Where a line below holds the string "Statistics", copy that line.

++++++++

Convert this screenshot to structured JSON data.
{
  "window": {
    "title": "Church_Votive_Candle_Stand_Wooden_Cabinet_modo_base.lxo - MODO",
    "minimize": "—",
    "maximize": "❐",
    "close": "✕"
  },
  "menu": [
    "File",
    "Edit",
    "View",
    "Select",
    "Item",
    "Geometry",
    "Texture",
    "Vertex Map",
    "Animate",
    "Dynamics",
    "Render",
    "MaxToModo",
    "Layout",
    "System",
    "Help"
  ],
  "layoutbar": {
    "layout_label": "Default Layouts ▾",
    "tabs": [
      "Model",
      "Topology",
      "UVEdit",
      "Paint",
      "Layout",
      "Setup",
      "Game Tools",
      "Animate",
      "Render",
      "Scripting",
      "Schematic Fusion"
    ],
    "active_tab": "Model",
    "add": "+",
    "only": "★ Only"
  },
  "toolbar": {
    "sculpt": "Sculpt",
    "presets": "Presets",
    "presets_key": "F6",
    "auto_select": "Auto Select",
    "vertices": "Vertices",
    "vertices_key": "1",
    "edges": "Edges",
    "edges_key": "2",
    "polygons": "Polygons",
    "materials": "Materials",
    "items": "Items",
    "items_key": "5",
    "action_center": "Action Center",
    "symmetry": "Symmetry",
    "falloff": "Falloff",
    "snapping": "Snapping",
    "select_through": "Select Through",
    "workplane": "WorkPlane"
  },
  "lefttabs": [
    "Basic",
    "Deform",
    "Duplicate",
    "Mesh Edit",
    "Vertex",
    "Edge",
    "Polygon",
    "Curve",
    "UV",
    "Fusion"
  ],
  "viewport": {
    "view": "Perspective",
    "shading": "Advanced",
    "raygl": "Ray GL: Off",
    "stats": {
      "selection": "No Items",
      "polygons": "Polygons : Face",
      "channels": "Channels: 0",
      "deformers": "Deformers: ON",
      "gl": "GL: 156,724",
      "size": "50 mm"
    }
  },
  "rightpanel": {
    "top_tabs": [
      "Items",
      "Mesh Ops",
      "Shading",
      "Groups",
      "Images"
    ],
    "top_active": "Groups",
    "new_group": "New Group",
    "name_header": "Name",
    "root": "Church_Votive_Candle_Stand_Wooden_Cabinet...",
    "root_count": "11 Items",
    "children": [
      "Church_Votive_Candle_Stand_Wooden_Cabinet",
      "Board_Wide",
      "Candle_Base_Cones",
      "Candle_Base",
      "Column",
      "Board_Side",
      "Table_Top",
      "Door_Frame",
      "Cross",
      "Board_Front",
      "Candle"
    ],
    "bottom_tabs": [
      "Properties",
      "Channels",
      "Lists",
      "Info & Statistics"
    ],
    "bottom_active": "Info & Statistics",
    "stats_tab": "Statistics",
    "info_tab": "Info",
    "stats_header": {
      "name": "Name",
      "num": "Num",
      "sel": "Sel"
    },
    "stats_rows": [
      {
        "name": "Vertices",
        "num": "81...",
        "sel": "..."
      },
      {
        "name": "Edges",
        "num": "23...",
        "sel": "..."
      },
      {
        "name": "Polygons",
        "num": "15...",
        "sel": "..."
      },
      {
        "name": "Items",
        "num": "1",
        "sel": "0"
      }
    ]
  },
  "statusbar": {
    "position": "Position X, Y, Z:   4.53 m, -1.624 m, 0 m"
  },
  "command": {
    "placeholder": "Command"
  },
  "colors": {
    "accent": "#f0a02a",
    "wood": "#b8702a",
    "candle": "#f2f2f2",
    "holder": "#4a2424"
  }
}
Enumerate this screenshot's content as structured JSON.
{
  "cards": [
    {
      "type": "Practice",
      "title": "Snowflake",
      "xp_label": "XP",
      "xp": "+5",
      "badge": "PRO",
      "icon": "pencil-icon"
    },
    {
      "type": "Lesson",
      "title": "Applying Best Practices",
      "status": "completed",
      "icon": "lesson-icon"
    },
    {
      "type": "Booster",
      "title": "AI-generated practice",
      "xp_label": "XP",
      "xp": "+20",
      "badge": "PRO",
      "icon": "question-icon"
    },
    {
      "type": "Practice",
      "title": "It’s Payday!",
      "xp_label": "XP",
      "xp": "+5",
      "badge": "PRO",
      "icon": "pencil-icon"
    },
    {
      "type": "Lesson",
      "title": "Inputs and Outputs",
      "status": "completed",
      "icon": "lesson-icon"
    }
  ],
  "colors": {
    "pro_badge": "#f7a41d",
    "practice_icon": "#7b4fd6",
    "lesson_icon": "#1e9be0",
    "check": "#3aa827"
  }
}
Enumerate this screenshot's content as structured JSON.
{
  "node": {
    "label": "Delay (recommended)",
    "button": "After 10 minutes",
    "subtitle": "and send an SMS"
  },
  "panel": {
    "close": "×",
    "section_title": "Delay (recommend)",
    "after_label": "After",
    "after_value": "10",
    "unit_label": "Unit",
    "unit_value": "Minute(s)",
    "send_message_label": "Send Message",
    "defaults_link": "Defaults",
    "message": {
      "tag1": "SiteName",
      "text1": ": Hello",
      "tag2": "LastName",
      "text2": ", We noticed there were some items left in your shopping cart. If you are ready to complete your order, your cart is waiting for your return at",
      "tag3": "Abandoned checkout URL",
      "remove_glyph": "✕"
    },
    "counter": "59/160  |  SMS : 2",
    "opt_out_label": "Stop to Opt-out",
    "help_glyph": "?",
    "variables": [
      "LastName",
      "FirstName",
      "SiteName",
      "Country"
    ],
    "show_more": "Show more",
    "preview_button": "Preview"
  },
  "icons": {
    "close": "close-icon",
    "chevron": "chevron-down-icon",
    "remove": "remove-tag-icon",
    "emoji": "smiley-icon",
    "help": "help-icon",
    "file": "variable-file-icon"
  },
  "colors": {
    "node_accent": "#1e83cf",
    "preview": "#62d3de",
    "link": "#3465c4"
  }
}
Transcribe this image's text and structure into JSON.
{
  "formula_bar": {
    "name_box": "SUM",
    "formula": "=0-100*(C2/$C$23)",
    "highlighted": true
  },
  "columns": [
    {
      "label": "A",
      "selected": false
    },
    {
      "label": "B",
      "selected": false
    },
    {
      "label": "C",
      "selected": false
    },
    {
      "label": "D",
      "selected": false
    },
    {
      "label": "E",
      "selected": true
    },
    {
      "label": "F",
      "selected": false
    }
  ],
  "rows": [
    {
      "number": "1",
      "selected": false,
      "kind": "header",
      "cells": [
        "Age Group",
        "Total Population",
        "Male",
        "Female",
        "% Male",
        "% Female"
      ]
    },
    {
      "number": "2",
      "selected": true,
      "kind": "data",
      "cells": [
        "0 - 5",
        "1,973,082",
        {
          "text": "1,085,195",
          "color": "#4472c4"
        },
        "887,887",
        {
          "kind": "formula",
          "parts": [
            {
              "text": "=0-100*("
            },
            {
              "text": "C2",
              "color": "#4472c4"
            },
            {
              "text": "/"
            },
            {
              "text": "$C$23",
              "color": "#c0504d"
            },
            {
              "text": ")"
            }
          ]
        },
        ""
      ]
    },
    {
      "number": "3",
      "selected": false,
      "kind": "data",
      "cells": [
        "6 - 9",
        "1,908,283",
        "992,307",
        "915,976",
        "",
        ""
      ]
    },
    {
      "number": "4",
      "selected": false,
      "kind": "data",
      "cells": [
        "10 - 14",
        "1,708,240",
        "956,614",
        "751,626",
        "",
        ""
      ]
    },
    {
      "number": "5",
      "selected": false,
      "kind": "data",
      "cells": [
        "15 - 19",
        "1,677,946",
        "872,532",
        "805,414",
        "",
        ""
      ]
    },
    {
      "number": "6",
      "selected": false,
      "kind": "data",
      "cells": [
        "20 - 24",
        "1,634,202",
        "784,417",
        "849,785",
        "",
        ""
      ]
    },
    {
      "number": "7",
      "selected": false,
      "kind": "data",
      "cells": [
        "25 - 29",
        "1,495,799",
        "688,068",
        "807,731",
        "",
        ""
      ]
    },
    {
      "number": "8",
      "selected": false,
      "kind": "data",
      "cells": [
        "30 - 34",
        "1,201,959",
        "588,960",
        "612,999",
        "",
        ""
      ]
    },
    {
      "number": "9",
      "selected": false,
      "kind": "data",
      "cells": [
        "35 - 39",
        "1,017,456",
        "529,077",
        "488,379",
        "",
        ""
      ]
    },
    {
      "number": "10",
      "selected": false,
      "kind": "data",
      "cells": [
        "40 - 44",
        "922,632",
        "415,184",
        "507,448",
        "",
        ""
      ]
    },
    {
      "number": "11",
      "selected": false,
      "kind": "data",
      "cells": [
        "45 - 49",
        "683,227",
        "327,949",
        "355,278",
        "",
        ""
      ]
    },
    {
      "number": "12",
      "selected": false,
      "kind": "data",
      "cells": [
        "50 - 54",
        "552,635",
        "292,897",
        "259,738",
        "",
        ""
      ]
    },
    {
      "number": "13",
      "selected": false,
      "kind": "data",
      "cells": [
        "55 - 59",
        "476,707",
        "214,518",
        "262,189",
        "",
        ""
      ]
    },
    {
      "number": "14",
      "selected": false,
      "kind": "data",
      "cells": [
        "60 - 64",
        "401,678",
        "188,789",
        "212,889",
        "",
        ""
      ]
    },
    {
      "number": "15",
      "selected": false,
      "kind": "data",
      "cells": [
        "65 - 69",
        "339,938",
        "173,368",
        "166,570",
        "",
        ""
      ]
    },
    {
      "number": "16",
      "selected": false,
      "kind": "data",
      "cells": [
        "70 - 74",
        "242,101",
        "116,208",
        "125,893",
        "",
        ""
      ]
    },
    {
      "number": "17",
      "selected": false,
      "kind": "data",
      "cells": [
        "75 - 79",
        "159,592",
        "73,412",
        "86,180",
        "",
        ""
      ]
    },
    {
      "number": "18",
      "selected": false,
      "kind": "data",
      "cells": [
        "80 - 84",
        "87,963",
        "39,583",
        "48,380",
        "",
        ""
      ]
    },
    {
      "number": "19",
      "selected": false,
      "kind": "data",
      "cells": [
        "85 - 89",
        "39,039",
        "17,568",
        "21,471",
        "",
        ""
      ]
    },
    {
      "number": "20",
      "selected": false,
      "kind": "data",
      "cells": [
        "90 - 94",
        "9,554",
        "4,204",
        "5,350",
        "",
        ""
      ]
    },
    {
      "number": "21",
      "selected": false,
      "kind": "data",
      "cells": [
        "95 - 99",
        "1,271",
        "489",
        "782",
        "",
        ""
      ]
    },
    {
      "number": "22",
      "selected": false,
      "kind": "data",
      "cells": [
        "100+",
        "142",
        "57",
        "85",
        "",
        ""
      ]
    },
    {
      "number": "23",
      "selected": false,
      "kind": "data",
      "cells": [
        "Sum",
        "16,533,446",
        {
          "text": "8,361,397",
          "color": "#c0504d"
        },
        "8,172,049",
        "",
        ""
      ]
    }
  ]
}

++++++++

### Solution to the problem
      "Info & Statistics"
    "bottom_active": "Info & Statistics",
    "stats_tab": "Statistics",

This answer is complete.